- **Data supplied**:

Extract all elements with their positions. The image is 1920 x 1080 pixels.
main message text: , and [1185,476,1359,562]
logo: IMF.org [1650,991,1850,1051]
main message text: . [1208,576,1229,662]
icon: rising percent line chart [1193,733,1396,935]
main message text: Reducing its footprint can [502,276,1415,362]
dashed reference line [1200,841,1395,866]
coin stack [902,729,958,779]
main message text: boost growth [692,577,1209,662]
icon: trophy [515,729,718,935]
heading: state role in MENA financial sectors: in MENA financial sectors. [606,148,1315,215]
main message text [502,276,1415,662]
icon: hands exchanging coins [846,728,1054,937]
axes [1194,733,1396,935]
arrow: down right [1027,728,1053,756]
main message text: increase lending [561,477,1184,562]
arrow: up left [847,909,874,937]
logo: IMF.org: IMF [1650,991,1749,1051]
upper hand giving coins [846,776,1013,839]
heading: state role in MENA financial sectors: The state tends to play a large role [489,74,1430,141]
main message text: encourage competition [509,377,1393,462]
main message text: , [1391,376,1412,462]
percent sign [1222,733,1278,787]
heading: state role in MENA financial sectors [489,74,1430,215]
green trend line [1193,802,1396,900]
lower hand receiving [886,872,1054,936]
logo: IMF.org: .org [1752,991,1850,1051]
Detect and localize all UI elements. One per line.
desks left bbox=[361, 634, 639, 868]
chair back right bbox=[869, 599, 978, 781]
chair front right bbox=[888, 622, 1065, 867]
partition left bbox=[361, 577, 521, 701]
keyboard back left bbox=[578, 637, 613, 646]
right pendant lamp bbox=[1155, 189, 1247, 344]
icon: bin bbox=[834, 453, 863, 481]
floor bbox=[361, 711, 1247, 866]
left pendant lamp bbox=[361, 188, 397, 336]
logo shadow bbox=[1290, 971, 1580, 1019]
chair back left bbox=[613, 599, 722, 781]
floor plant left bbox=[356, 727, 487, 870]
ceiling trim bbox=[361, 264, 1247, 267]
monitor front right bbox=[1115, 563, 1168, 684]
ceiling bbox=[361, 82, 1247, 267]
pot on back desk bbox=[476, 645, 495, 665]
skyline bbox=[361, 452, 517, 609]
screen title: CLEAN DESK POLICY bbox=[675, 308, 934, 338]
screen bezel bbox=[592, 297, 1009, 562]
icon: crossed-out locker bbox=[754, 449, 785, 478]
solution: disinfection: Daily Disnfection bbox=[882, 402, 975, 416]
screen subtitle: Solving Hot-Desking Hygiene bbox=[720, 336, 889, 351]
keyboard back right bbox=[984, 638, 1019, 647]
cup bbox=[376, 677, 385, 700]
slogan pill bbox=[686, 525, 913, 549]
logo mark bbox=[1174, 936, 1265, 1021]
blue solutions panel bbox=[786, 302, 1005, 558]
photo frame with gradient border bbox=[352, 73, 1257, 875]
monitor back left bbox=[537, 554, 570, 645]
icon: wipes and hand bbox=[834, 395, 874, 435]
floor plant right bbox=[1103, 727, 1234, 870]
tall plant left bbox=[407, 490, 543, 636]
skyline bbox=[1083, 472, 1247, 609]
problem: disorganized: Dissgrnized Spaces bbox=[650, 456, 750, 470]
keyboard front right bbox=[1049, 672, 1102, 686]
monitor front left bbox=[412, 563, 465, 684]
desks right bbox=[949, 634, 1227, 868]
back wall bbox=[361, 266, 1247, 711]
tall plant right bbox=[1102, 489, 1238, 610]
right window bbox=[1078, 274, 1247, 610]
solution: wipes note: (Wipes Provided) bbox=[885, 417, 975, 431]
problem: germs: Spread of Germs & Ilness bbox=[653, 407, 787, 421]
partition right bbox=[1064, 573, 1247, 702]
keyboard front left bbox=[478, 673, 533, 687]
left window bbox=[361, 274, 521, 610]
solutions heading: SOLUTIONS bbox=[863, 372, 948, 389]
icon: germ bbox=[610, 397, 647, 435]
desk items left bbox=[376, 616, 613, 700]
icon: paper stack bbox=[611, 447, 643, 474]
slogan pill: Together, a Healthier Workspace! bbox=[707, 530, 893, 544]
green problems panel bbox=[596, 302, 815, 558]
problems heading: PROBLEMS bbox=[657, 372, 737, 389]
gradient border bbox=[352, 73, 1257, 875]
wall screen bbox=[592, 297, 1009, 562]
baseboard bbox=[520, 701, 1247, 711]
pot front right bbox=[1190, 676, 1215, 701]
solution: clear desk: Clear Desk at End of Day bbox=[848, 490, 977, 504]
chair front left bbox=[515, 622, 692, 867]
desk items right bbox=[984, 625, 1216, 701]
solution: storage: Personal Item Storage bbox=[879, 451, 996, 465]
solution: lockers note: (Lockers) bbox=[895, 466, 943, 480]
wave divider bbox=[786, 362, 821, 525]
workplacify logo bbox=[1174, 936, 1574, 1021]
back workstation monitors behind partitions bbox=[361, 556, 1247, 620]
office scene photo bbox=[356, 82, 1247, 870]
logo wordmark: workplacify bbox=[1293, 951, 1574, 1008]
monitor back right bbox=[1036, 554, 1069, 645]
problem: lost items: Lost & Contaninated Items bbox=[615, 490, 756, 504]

- **Work to be completed**: Write out all the records above again, switching every "main message text" to "key message text" and keeping everything else the same.

- **Exercise response**:
Extract all elements with their positions. The image is 1920 x 1080 pixels.
key message text: , and [1185,476,1359,562]
logo: IMF.org [1650,991,1850,1051]
key message text: . [1208,576,1229,662]
icon: rising percent line chart [1193,733,1396,935]
key message text: Reducing its footprint can [502,276,1415,362]
dashed reference line [1200,841,1395,866]
coin stack [902,729,958,779]
key message text: boost growth [692,577,1209,662]
icon: trophy [515,729,718,935]
heading: state role in MENA financial sectors: in MENA financial sectors. [606,148,1315,215]
key message text [502,276,1415,662]
icon: hands exchanging coins [846,728,1054,937]
axes [1194,733,1396,935]
arrow: down right [1027,728,1053,756]
key message text: increase lending [561,477,1184,562]
arrow: up left [847,909,874,937]
logo: IMF.org: IMF [1650,991,1749,1051]
upper hand giving coins [846,776,1013,839]
heading: state role in MENA financial sectors: The state tends to play a large role [489,74,1430,141]
key message text: encourage competition [509,377,1393,462]
key message text: , [1391,376,1412,462]
percent sign [1222,733,1278,787]
heading: state role in MENA financial sectors [489,74,1430,215]
green trend line [1193,802,1396,900]
lower hand receiving [886,872,1054,936]
logo: IMF.org: .org [1752,991,1850,1051]
Detect and localize all UI elements. One per line.
desks left bbox=[361, 634, 639, 868]
chair back right bbox=[869, 599, 978, 781]
chair front right bbox=[888, 622, 1065, 867]
partition left bbox=[361, 577, 521, 701]
keyboard back left bbox=[578, 637, 613, 646]
right pendant lamp bbox=[1155, 189, 1247, 344]
icon: bin bbox=[834, 453, 863, 481]
floor bbox=[361, 711, 1247, 866]
left pendant lamp bbox=[361, 188, 397, 336]
logo shadow bbox=[1290, 971, 1580, 1019]
chair back left bbox=[613, 599, 722, 781]
floor plant left bbox=[356, 727, 487, 870]
ceiling trim bbox=[361, 264, 1247, 267]
monitor front right bbox=[1115, 563, 1168, 684]
ceiling bbox=[361, 82, 1247, 267]
pot on back desk bbox=[476, 645, 495, 665]
skyline bbox=[361, 452, 517, 609]
screen title: CLEAN DESK POLICY bbox=[675, 308, 934, 338]
screen bezel bbox=[592, 297, 1009, 562]
icon: crossed-out locker bbox=[754, 449, 785, 478]
solution: disinfection: Daily Disnfection bbox=[882, 402, 975, 416]
screen subtitle: Solving Hot-Desking Hygiene bbox=[720, 336, 889, 351]
keyboard back right bbox=[984, 638, 1019, 647]
cup bbox=[376, 677, 385, 700]
slogan pill bbox=[686, 525, 913, 549]
logo mark bbox=[1174, 936, 1265, 1021]
blue solutions panel bbox=[786, 302, 1005, 558]
photo frame with gradient border bbox=[352, 73, 1257, 875]
monitor back left bbox=[537, 554, 570, 645]
icon: wipes and hand bbox=[834, 395, 874, 435]
floor plant right bbox=[1103, 727, 1234, 870]
tall plant left bbox=[407, 490, 543, 636]
skyline bbox=[1083, 472, 1247, 609]
problem: disorganized: Dissgrnized Spaces bbox=[650, 456, 750, 470]
keyboard front right bbox=[1049, 672, 1102, 686]
monitor front left bbox=[412, 563, 465, 684]
desks right bbox=[949, 634, 1227, 868]
back wall bbox=[361, 266, 1247, 711]
tall plant right bbox=[1102, 489, 1238, 610]
right window bbox=[1078, 274, 1247, 610]
solution: wipes note: (Wipes Provided) bbox=[885, 417, 975, 431]
problem: germs: Spread of Germs & Ilness bbox=[653, 407, 787, 421]
partition right bbox=[1064, 573, 1247, 702]
keyboard front left bbox=[478, 673, 533, 687]
left window bbox=[361, 274, 521, 610]
solutions heading: SOLUTIONS bbox=[863, 372, 948, 389]
icon: germ bbox=[610, 397, 647, 435]
desk items left bbox=[376, 616, 613, 700]
icon: paper stack bbox=[611, 447, 643, 474]
slogan pill: Together, a Healthier Workspace! bbox=[707, 530, 893, 544]
green problems panel bbox=[596, 302, 815, 558]
problems heading: PROBLEMS bbox=[657, 372, 737, 389]
gradient border bbox=[352, 73, 1257, 875]
wall screen bbox=[592, 297, 1009, 562]
baseboard bbox=[520, 701, 1247, 711]
pot front right bbox=[1190, 676, 1215, 701]
solution: clear desk: Clear Desk at End of Day bbox=[848, 490, 977, 504]
chair front left bbox=[515, 622, 692, 867]
desk items right bbox=[984, 625, 1216, 701]
solution: storage: Personal Item Storage bbox=[879, 451, 996, 465]
solution: lockers note: (Lockers) bbox=[895, 466, 943, 480]
wave divider bbox=[786, 362, 821, 525]
workplacify logo bbox=[1174, 936, 1574, 1021]
back workstation monitors behind partitions bbox=[361, 556, 1247, 620]
office scene photo bbox=[356, 82, 1247, 870]
logo wordmark: workplacify bbox=[1293, 951, 1574, 1008]
monitor back right bbox=[1036, 554, 1069, 645]
problem: lost items: Lost & Contaninated Items bbox=[615, 490, 756, 504]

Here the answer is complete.